═════ DATA RECORDS ═════
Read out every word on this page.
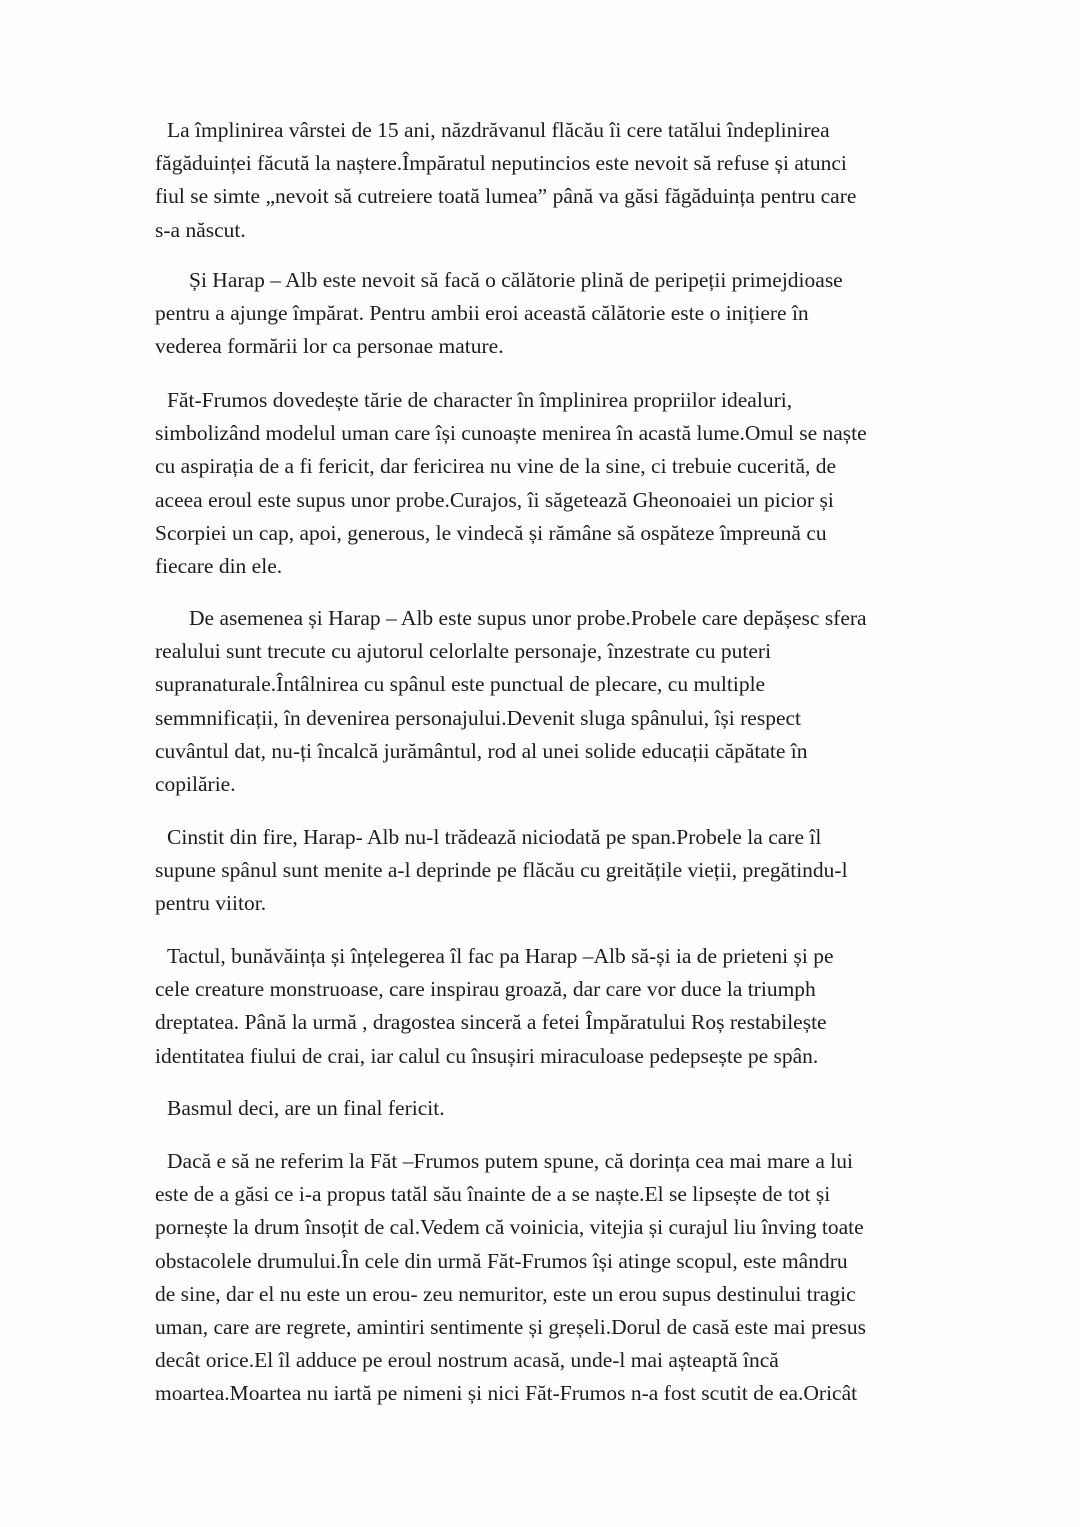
La împlinirea vârstei de 15 ani, năzdrăvanul flăcău îi cere tatălui îndeplinirea
făgăduinței făcută la naștere.Împăratul neputincios este nevoit să refuse și atunci
fiul se simte „nevoit să cutreiere toată lumea” până va găsi făgăduința pentru care
s-a născut.
Și Harap – Alb este nevoit să facă o călătorie plină de peripeții primejdioase
pentru a ajunge împărat. Pentru ambii eroi această călătorie este o inițiere în
vederea formării lor ca personae mature.
Făt-Frumos dovedește tărie de character în împlinirea propriilor idealuri,
simbolizând modelul uman care își cunoaște menirea în acastă lume.Omul se naște
cu aspirația de a fi fericit, dar fericirea nu vine de la sine, ci trebuie cucerită, de
aceea eroul este supus unor probe.Curajos, îi săgetează Gheonoaiei un picior și
Scorpiei un cap, apoi, generous, le vindecă și rămâne să ospăteze împreună cu
fiecare din ele.
De asemenea și Harap – Alb este supus unor probe.Probele care depășesc sfera
realului sunt trecute cu ajutorul celorlalte personaje, înzestrate cu puteri
supranaturale.Întâlnirea cu spânul este punctual de plecare, cu multiple
semmnificații, în devenirea personajului.Devenit sluga spânului, își respect
cuvântul dat, nu-ți încalcă jurământul, rod al unei solide educații căpătate în
copilărie.
Cinstit din fire, Harap- Alb nu-l trădează niciodată pe span.Probele la care îl
supune spânul sunt menite a-l deprinde pe flăcău cu greitățile vieții, pregătindu-l
pentru viitor.
Tactul, bunăvăința și înțelegerea îl fac pa Harap –Alb să-și ia de prieteni și pe
cele creature monstruoase, care inspirau groază, dar care vor duce la triumph
dreptatea. Până la urmă , dragostea sinceră a fetei Împăratului Roș restabilește
identitatea fiului de crai, iar calul cu însușiri miraculoase pedepsește pe spân.
Basmul deci, are un final fericit.
Dacă e să ne referim la Făt –Frumos putem spune, că dorința cea mai mare a lui
este de a găsi ce i-a propus tatăl său înainte de a se naște.El se lipsește de tot și
pornește la drum însoțit de cal.Vedem că voinicia, vitejia și curajul liu înving toate
obstacolele drumului.În cele din urmă Făt-Frumos își atinge scopul, este mândru
de sine, dar el nu este un erou- zeu nemuritor, este un erou supus destinului tragic
uman, care are regrete, amintiri sentimente și greșeli.Dorul de casă este mai presus
decât orice.El îl adduce pe eroul nostrum acasă, unde-l mai așteaptă încă
moartea.Moartea nu iartă pe nimeni și nici Făt-Frumos n-a fost scutit de ea.Oricât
═════
→ EXERCISE DIRECTIONS: Each line that contains the string "unor" counts once; say how many there are and nothing else.

→ TASK SOLUTION: 2